** EXERCISE **
Reproduce the following material exactly, including every line.

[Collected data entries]
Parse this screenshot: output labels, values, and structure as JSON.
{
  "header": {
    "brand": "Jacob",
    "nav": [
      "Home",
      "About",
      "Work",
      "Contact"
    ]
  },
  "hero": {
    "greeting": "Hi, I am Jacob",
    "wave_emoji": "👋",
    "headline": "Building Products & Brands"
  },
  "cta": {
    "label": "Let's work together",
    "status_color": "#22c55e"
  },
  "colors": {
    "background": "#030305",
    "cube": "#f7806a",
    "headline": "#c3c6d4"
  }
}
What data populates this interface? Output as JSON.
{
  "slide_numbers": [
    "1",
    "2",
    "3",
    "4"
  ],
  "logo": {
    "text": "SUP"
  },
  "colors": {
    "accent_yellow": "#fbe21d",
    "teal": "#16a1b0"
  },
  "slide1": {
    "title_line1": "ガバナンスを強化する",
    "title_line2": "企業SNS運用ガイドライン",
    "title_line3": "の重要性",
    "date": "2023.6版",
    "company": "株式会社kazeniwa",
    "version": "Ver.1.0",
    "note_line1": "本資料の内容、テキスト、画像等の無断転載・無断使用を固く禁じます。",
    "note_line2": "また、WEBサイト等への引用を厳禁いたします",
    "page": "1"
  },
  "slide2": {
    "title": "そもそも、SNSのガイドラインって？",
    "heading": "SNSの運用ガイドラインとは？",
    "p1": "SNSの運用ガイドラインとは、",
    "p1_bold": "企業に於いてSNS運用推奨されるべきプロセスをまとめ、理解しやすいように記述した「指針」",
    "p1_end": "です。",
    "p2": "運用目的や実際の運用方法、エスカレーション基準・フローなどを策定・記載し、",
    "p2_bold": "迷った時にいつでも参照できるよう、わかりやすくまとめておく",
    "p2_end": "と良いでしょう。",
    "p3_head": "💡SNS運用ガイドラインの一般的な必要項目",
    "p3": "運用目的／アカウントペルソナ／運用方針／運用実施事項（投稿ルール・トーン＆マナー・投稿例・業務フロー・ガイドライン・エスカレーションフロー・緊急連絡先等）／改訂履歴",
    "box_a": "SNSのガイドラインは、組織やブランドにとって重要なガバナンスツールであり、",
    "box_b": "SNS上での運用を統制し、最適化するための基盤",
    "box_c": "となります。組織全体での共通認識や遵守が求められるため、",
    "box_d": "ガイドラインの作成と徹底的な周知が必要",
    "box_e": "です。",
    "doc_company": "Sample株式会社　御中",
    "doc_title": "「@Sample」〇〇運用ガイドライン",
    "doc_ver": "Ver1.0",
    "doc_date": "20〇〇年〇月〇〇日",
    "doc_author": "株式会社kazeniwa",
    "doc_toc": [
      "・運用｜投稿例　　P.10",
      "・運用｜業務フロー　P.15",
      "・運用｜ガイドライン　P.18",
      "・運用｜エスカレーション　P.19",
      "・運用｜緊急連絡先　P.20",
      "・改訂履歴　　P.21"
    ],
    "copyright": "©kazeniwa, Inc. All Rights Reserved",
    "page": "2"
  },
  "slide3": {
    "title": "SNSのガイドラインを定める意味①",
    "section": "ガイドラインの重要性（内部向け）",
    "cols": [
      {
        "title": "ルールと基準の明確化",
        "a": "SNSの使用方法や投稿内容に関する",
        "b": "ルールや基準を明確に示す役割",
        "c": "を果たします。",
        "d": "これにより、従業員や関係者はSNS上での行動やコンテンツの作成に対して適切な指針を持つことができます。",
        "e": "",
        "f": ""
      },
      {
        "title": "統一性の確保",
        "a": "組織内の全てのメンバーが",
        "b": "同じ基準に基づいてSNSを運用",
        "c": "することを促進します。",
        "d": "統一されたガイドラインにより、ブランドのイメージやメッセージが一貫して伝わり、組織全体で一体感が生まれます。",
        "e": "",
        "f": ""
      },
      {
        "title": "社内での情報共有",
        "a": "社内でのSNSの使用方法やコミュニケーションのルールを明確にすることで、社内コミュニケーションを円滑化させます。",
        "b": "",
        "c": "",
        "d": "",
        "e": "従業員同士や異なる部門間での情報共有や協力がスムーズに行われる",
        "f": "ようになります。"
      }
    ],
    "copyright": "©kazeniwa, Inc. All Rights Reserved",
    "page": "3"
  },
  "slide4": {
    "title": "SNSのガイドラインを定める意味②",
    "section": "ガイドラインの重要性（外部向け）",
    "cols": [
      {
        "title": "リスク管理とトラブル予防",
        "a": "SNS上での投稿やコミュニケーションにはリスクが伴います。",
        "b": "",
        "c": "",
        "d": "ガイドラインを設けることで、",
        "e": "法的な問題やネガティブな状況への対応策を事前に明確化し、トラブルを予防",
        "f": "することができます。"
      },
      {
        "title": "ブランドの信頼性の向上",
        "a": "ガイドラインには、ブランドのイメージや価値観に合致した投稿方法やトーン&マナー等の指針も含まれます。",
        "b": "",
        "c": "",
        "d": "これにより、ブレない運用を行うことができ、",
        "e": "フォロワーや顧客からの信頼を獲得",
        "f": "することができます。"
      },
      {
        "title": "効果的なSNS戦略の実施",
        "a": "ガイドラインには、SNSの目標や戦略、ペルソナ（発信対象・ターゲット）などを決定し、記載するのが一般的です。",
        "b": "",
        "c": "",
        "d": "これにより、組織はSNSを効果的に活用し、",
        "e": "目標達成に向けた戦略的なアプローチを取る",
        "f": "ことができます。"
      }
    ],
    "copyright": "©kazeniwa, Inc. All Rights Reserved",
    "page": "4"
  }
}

** FULL ANSWER **
Parse this screenshot: output labels, values, and structure as JSON.
{
  "header": {
    "brand": "Jacob",
    "nav": [
      "Home",
      "About",
      "Work",
      "Contact"
    ]
  },
  "hero": {
    "greeting": "Hi, I am Jacob",
    "wave_emoji": "👋",
    "headline": "Building Products & Brands"
  },
  "cta": {
    "label": "Let's work together",
    "status_color": "#22c55e"
  },
  "colors": {
    "background": "#030305",
    "cube": "#f7806a",
    "headline": "#c3c6d4"
  }
}
What data populates this interface? Output as JSON.
{
  "slide_numbers": [
    "1",
    "2",
    "3",
    "4"
  ],
  "logo": {
    "text": "SUP"
  },
  "colors": {
    "accent_yellow": "#fbe21d",
    "teal": "#16a1b0"
  },
  "slide1": {
    "title_line1": "ガバナンスを強化する",
    "title_line2": "企業SNS運用ガイドライン",
    "title_line3": "の重要性",
    "date": "2023.6版",
    "company": "株式会社kazeniwa",
    "version": "Ver.1.0",
    "note_line1": "本資料の内容、テキスト、画像等の無断転載・無断使用を固く禁じます。",
    "note_line2": "また、WEBサイト等への引用を厳禁いたします",
    "page": "1"
  },
  "slide2": {
    "title": "そもそも、SNSのガイドラインって？",
    "heading": "SNSの運用ガイドラインとは？",
    "p1": "SNSの運用ガイドラインとは、",
    "p1_bold": "企業に於いてSNS運用推奨されるべきプロセスをまとめ、理解しやすいように記述した「指針」",
    "p1_end": "です。",
    "p2": "運用目的や実際の運用方法、エスカレーション基準・フローなどを策定・記載し、",
    "p2_bold": "迷った時にいつでも参照できるよう、わかりやすくまとめておく",
    "p2_end": "と良いでしょう。",
    "p3_head": "💡SNS運用ガイドラインの一般的な必要項目",
    "p3": "運用目的／アカウントペルソナ／運用方針／運用実施事項（投稿ルール・トーン＆マナー・投稿例・業務フロー・ガイドライン・エスカレーションフロー・緊急連絡先等）／改訂履歴",
    "box_a": "SNSのガイドラインは、組織やブランドにとって重要なガバナンスツールであり、",
    "box_b": "SNS上での運用を統制し、最適化するための基盤",
    "box_c": "となります。組織全体での共通認識や遵守が求められるため、",
    "box_d": "ガイドラインの作成と徹底的な周知が必要",
    "box_e": "です。",
    "doc_company": "Sample株式会社　御中",
    "doc_title": "「@Sample」〇〇運用ガイドライン",
    "doc_ver": "Ver1.0",
    "doc_date": "20〇〇年〇月〇〇日",
    "doc_author": "株式会社kazeniwa",
    "doc_toc": [
      "・運用｜投稿例　　P.10",
      "・運用｜業務フロー　P.15",
      "・運用｜ガイドライン　P.18",
      "・運用｜エスカレーション　P.19",
      "・運用｜緊急連絡先　P.20",
      "・改訂履歴　　P.21"
    ],
    "copyright": "©kazeniwa, Inc. All Rights Reserved",
    "page": "2"
  },
  "slide3": {
    "title": "SNSのガイドラインを定める意味①",
    "section": "ガイドラインの重要性（内部向け）",
    "cols": [
      {
        "title": "ルールと基準の明確化",
        "a": "SNSの使用方法や投稿内容に関する",
        "b": "ルールや基準を明確に示す役割",
        "c": "を果たします。",
        "d": "これにより、従業員や関係者はSNS上での行動やコンテンツの作成に対して適切な指針を持つことができます。",
        "e": "",
        "f": ""
      },
      {
        "title": "統一性の確保",
        "a": "組織内の全てのメンバーが",
        "b": "同じ基準に基づいてSNSを運用",
        "c": "することを促進します。",
        "d": "統一されたガイドラインにより、ブランドのイメージやメッセージが一貫して伝わり、組織全体で一体感が生まれます。",
        "e": "",
        "f": ""
      },
      {
        "title": "社内での情報共有",
        "a": "社内でのSNSの使用方法やコミュニケーションのルールを明確にすることで、社内コミュニケーションを円滑化させます。",
        "b": "",
        "c": "",
        "d": "",
        "e": "従業員同士や異なる部門間での情報共有や協力がスムーズに行われる",
        "f": "ようになります。"
      }
    ],
    "copyright": "©kazeniwa, Inc. All Rights Reserved",
    "page": "3"
  },
  "slide4": {
    "title": "SNSのガイドラインを定める意味②",
    "section": "ガイドラインの重要性（外部向け）",
    "cols": [
      {
        "title": "リスク管理とトラブル予防",
        "a": "SNS上での投稿やコミュニケーションにはリスクが伴います。",
        "b": "",
        "c": "",
        "d": "ガイドラインを設けることで、",
        "e": "法的な問題やネガティブな状況への対応策を事前に明確化し、トラブルを予防",
        "f": "することができます。"
      },
      {
        "title": "ブランドの信頼性の向上",
        "a": "ガイドラインには、ブランドのイメージや価値観に合致した投稿方法やトーン&マナー等の指針も含まれます。",
        "b": "",
        "c": "",
        "d": "これにより、ブレない運用を行うことができ、",
        "e": "フォロワーや顧客からの信頼を獲得",
        "f": "することができます。"
      },
      {
        "title": "効果的なSNS戦略の実施",
        "a": "ガイドラインには、SNSの目標や戦略、ペルソナ（発信対象・ターゲット）などを決定し、記載するのが一般的です。",
        "b": "",
        "c": "",
        "d": "これにより、組織はSNSを効果的に活用し、",
        "e": "目標達成に向けた戦略的なアプローチを取る",
        "f": "ことができます。"
      }
    ],
    "copyright": "©kazeniwa, Inc. All Rights Reserved",
    "page": "4"
  }
}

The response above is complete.